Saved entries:

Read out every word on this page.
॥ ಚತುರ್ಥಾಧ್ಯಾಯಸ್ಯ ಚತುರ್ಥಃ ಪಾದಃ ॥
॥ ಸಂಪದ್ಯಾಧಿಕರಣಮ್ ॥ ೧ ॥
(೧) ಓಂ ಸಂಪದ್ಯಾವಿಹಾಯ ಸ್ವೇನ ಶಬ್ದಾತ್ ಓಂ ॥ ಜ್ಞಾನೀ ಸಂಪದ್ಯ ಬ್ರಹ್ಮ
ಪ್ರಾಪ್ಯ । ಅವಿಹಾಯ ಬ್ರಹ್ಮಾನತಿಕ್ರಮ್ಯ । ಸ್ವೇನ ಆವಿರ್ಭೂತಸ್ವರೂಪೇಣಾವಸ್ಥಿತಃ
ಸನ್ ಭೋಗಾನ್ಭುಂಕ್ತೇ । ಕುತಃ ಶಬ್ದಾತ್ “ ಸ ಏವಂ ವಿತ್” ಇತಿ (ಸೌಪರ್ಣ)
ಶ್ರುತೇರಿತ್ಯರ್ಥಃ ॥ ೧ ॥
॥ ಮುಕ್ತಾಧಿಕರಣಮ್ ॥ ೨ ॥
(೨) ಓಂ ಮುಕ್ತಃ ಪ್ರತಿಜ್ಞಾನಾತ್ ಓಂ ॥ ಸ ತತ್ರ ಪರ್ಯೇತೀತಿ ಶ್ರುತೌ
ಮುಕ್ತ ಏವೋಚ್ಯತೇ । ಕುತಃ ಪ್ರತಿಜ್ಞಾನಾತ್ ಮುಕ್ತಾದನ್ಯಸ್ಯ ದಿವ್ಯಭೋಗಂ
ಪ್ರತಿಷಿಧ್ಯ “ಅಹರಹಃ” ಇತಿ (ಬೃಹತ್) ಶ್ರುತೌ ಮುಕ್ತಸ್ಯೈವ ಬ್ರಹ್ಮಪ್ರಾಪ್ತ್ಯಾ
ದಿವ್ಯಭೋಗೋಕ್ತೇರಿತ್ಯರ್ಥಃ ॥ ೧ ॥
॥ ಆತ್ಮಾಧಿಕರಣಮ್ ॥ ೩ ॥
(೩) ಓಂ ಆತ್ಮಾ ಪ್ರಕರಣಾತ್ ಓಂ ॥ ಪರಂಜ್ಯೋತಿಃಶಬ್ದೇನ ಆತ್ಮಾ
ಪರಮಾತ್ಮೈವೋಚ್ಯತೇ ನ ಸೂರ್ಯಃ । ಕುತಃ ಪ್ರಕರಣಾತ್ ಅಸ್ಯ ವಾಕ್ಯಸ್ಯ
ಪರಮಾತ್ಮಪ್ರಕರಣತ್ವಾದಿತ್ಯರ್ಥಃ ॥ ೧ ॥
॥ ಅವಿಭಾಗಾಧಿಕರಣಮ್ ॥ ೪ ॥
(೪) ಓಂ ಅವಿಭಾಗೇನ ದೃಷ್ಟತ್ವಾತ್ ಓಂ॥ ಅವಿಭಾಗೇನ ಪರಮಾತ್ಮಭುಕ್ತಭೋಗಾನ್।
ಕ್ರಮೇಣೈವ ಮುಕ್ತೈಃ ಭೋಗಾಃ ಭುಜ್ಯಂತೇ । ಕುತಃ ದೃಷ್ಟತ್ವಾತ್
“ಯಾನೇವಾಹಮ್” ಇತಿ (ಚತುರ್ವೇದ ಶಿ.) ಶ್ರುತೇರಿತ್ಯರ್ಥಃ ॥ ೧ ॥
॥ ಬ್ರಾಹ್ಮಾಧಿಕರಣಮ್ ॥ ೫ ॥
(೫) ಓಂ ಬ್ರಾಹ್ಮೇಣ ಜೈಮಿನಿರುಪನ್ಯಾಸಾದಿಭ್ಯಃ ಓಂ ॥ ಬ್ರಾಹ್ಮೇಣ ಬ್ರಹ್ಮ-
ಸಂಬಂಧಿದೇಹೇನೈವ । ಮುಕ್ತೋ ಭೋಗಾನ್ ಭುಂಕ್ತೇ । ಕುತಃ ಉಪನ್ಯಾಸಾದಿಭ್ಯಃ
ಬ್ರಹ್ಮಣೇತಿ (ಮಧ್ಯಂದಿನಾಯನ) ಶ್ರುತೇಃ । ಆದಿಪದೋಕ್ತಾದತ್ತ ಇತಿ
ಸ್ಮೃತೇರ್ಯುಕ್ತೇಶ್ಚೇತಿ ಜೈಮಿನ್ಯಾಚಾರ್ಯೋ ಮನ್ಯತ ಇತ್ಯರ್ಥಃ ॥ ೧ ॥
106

§ Given task
Every line of the data above should be copied exactly.

§ Exercise response
Read out every word on this page.
॥ ಚತುರ್ಥಾಧ್ಯಾಯಸ್ಯ ಚತುರ್ಥಃ ಪಾದಃ ॥
॥ ಸಂಪದ್ಯಾಧಿಕರಣಮ್ ॥ ೧ ॥
(೧) ಓಂ ಸಂಪದ್ಯಾವಿಹಾಯ ಸ್ವೇನ ಶಬ್ದಾತ್ ಓಂ ॥ ಜ್ಞಾನೀ ಸಂಪದ್ಯ ಬ್ರಹ್ಮ
ಪ್ರಾಪ್ಯ । ಅವಿಹಾಯ ಬ್ರಹ್ಮಾನತಿಕ್ರಮ್ಯ । ಸ್ವೇನ ಆವಿರ್ಭೂತಸ್ವರೂಪೇಣಾವಸ್ಥಿತಃ
ಸನ್ ಭೋಗಾನ್ಭುಂಕ್ತೇ । ಕುತಃ ಶಬ್ದಾತ್ “ ಸ ಏವಂ ವಿತ್” ಇತಿ (ಸೌಪರ್ಣ)
ಶ್ರುತೇರಿತ್ಯರ್ಥಃ ॥ ೧ ॥
॥ ಮುಕ್ತಾಧಿಕರಣಮ್ ॥ ೨ ॥
(೨) ಓಂ ಮುಕ್ತಃ ಪ್ರತಿಜ್ಞಾನಾತ್ ಓಂ ॥ ಸ ತತ್ರ ಪರ್ಯೇತೀತಿ ಶ್ರುತೌ
ಮುಕ್ತ ಏವೋಚ್ಯತೇ । ಕುತಃ ಪ್ರತಿಜ್ಞಾನಾತ್ ಮುಕ್ತಾದನ್ಯಸ್ಯ ದಿವ್ಯಭೋಗಂ
ಪ್ರತಿಷಿಧ್ಯ “ಅಹರಹಃ” ಇತಿ (ಬೃಹತ್) ಶ್ರುತೌ ಮುಕ್ತಸ್ಯೈವ ಬ್ರಹ್ಮಪ್ರಾಪ್ತ್ಯಾ
ದಿವ್ಯಭೋಗೋಕ್ತೇರಿತ್ಯರ್ಥಃ ॥ ೧ ॥
॥ ಆತ್ಮಾಧಿಕರಣಮ್ ॥ ೩ ॥
(೩) ಓಂ ಆತ್ಮಾ ಪ್ರಕರಣಾತ್ ಓಂ ॥ ಪರಂಜ್ಯೋತಿಃಶಬ್ದೇನ ಆತ್ಮಾ
ಪರಮಾತ್ಮೈವೋಚ್ಯತೇ ನ ಸೂರ್ಯಃ । ಕುತಃ ಪ್ರಕರಣಾತ್ ಅಸ್ಯ ವಾಕ್ಯಸ್ಯ
ಪರಮಾತ್ಮಪ್ರಕರಣತ್ವಾದಿತ್ಯರ್ಥಃ ॥ ೧ ॥
॥ ಅವಿಭಾಗಾಧಿಕರಣಮ್ ॥ ೪ ॥
(೪) ಓಂ ಅವಿಭಾಗೇನ ದೃಷ್ಟತ್ವಾತ್ ಓಂ॥ ಅವಿಭಾಗೇನ ಪರಮಾತ್ಮಭುಕ್ತಭೋಗಾನ್।
ಕ್ರಮೇಣೈವ ಮುಕ್ತೈಃ ಭೋಗಾಃ ಭುಜ್ಯಂತೇ । ಕುತಃ ದೃಷ್ಟತ್ವಾತ್
“ಯಾನೇವಾಹಮ್” ಇತಿ (ಚತುರ್ವೇದ ಶಿ.) ಶ್ರುತೇರಿತ್ಯರ್ಥಃ ॥ ೧ ॥
॥ ಬ್ರಾಹ್ಮಾಧಿಕರಣಮ್ ॥ ೫ ॥
(೫) ಓಂ ಬ್ರಾಹ್ಮೇಣ ಜೈಮಿನಿರುಪನ್ಯಾಸಾದಿಭ್ಯಃ ಓಂ ॥ ಬ್ರಾಹ್ಮೇಣ ಬ್ರಹ್ಮ-
ಸಂಬಂಧಿದೇಹೇನೈವ । ಮುಕ್ತೋ ಭೋಗಾನ್ ಭುಂಕ್ತೇ । ಕುತಃ ಉಪನ್ಯಾಸಾದಿಭ್ಯಃ
ಬ್ರಹ್ಮಣೇತಿ (ಮಧ್ಯಂದಿನಾಯನ) ಶ್ರುತೇಃ । ಆದಿಪದೋಕ್ತಾದತ್ತ ಇತಿ
ಸ್ಮೃತೇರ್ಯುಕ್ತೇಶ್ಚೇತಿ ಜೈಮಿನ್ಯಾಚಾರ್ಯೋ ಮನ್ಯತ ಇತ್ಯರ್ಥಃ ॥ ೧ ॥
106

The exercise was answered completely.